* **Given exercise**
Note each line that includes the word "text". Copy those lines.

* **Excerpted records**

══════════════════════════════

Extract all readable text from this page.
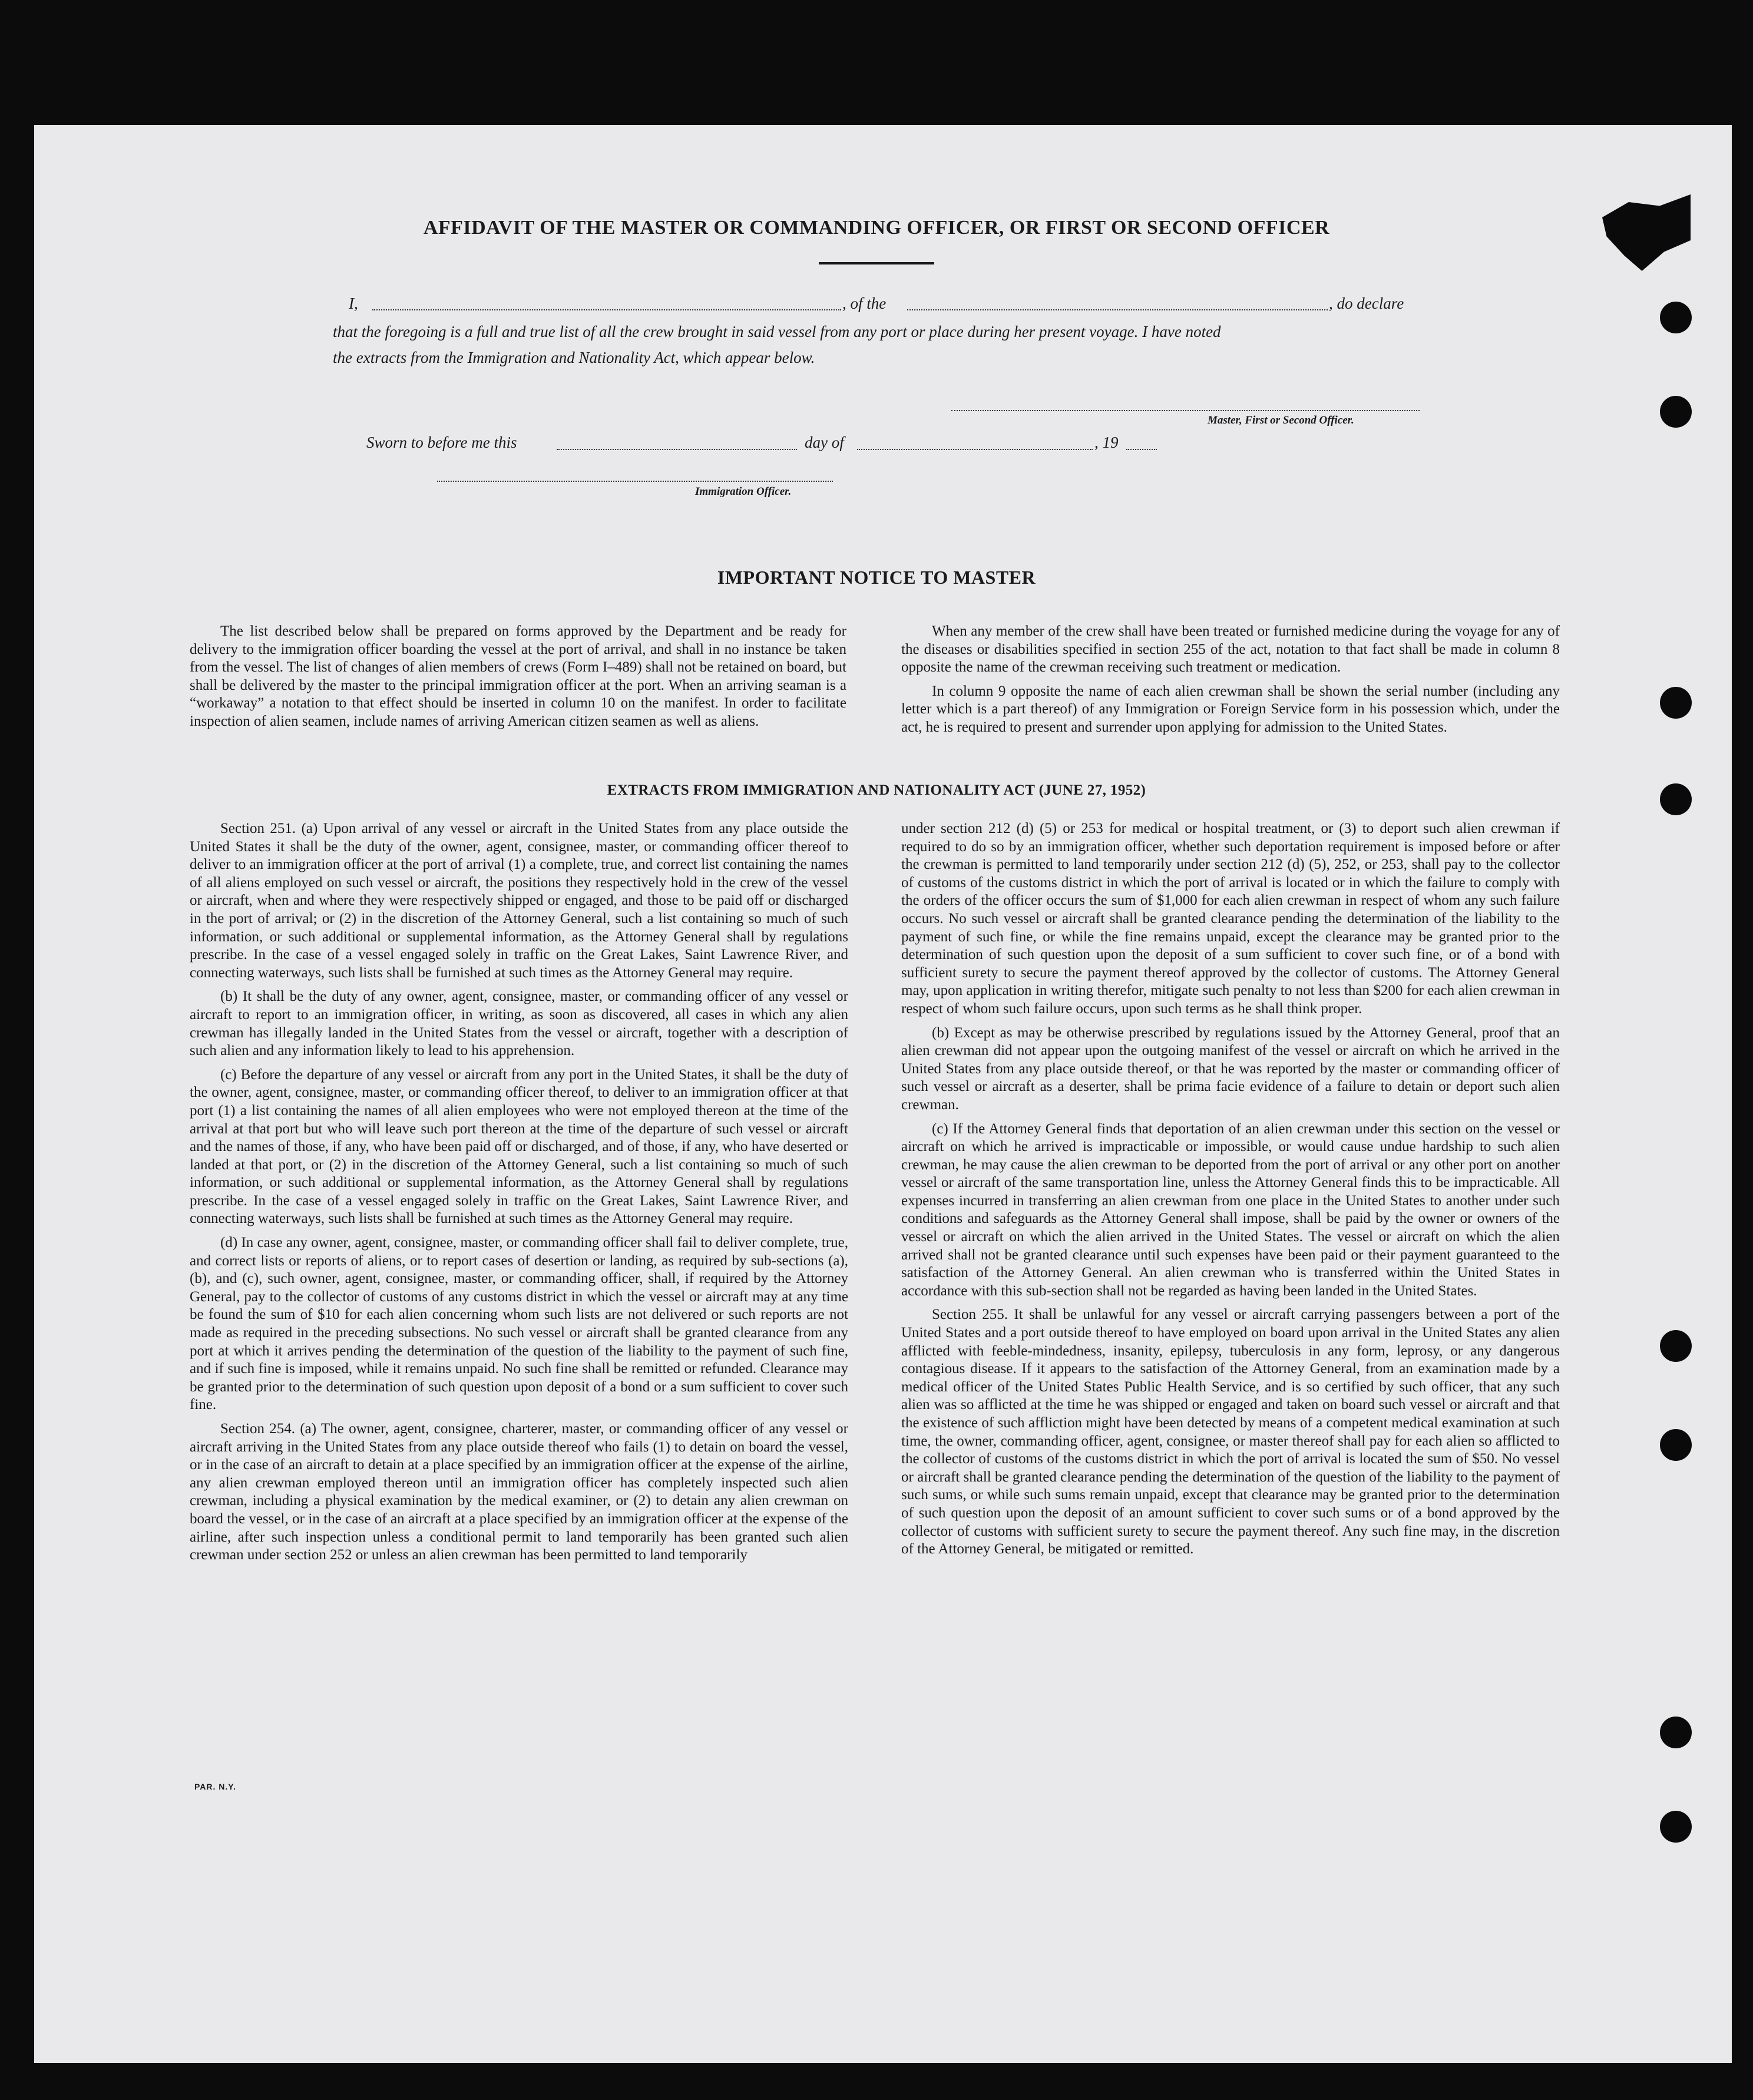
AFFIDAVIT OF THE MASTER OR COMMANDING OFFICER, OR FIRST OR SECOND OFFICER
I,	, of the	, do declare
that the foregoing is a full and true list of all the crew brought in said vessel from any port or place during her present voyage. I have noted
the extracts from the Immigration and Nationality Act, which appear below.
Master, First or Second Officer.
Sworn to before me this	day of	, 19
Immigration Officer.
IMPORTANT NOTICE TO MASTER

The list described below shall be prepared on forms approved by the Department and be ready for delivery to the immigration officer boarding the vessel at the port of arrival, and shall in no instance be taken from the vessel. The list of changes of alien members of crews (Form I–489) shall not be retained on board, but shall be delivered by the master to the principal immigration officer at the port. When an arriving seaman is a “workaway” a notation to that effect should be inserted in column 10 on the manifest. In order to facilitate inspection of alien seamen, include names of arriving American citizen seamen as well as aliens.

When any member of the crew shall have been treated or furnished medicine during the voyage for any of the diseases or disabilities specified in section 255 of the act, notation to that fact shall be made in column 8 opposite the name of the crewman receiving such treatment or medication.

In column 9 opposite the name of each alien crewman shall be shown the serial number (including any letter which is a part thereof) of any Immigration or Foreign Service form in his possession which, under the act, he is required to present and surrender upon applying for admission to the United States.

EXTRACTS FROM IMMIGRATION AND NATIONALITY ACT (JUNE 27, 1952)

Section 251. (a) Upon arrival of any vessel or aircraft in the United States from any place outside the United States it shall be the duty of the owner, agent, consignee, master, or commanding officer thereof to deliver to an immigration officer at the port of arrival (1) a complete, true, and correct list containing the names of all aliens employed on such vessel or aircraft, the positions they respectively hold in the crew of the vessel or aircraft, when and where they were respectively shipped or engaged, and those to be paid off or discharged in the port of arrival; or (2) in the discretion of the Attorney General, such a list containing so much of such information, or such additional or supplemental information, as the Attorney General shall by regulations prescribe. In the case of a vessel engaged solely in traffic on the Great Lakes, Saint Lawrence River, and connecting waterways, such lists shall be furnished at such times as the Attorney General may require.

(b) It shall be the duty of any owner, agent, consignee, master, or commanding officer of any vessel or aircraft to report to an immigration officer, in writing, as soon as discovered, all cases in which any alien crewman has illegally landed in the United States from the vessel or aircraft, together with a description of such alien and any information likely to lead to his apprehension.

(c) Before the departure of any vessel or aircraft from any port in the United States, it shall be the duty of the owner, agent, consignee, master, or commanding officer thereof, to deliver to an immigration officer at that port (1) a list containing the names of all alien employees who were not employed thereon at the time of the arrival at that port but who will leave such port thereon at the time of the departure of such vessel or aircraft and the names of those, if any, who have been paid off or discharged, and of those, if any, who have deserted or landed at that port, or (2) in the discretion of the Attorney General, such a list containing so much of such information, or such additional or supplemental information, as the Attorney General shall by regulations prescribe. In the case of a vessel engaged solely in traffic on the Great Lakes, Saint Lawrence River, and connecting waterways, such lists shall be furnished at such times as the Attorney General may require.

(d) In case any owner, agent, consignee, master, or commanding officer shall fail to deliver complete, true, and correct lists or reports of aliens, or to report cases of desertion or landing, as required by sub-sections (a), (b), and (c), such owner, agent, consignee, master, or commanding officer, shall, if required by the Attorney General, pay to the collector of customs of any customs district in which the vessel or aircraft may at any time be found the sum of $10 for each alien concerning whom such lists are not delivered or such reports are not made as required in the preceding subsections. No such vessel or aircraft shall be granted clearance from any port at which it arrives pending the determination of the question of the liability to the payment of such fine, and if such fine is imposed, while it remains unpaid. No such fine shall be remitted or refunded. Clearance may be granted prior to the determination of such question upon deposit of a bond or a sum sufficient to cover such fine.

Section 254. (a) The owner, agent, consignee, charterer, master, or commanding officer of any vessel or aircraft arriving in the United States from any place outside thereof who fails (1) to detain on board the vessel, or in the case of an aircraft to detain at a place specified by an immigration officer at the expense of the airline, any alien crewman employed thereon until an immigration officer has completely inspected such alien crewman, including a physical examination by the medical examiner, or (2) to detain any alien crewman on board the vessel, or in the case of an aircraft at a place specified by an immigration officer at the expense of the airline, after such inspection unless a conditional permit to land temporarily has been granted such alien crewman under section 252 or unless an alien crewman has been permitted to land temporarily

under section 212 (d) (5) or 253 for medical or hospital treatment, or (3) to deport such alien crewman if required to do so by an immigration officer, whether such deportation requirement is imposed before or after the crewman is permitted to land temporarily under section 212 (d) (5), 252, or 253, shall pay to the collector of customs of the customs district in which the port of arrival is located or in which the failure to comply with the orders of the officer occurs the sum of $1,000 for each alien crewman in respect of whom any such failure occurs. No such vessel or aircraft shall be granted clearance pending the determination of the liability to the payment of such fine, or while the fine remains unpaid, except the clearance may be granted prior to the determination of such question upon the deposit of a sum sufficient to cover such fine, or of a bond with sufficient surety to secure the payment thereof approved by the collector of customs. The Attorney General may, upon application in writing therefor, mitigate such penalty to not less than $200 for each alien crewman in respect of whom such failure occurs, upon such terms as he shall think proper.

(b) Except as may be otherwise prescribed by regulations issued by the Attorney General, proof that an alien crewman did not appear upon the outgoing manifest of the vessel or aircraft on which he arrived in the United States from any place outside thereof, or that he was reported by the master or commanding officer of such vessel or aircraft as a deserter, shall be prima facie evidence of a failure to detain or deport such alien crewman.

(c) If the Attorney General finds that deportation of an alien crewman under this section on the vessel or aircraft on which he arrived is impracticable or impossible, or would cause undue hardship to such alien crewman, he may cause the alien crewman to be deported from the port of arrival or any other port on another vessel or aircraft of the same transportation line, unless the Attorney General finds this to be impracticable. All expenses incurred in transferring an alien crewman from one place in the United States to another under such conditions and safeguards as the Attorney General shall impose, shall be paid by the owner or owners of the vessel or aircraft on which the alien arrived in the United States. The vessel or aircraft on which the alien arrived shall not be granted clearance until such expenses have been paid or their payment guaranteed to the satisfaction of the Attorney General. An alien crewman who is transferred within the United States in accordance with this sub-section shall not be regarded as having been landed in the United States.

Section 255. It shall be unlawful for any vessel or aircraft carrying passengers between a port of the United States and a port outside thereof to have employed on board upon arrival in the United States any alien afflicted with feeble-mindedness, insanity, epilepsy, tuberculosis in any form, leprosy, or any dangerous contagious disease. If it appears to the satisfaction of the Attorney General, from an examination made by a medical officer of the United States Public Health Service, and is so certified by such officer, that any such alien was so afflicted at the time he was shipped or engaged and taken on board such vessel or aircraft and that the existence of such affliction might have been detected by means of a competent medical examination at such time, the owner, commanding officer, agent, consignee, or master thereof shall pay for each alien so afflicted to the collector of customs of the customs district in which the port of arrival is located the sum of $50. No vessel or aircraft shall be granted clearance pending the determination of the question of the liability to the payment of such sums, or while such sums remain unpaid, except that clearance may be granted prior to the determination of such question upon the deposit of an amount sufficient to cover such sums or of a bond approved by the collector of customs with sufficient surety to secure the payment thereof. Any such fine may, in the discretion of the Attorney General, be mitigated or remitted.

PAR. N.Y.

══════════════════════════════

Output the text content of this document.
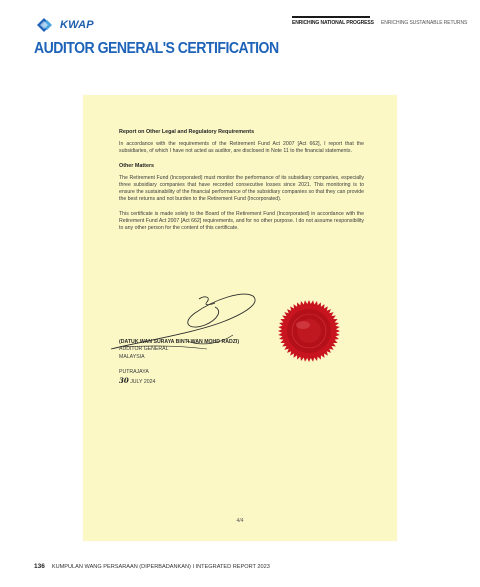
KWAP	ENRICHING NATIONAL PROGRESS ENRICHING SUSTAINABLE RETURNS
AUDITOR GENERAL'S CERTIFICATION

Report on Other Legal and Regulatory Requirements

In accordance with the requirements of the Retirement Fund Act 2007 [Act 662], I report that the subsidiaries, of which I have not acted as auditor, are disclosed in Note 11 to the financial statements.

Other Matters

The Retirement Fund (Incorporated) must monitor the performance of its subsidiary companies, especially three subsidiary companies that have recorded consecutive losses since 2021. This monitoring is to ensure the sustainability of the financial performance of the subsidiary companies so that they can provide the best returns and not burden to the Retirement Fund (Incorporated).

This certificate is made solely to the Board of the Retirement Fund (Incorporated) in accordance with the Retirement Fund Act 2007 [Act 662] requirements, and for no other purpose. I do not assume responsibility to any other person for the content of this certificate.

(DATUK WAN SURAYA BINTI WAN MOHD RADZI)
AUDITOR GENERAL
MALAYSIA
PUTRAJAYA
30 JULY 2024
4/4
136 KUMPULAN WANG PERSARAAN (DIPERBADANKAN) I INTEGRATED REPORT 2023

══════════════════════════════

* **Answer for the task**
Extract all readable text from this page.
Output the text content of this document.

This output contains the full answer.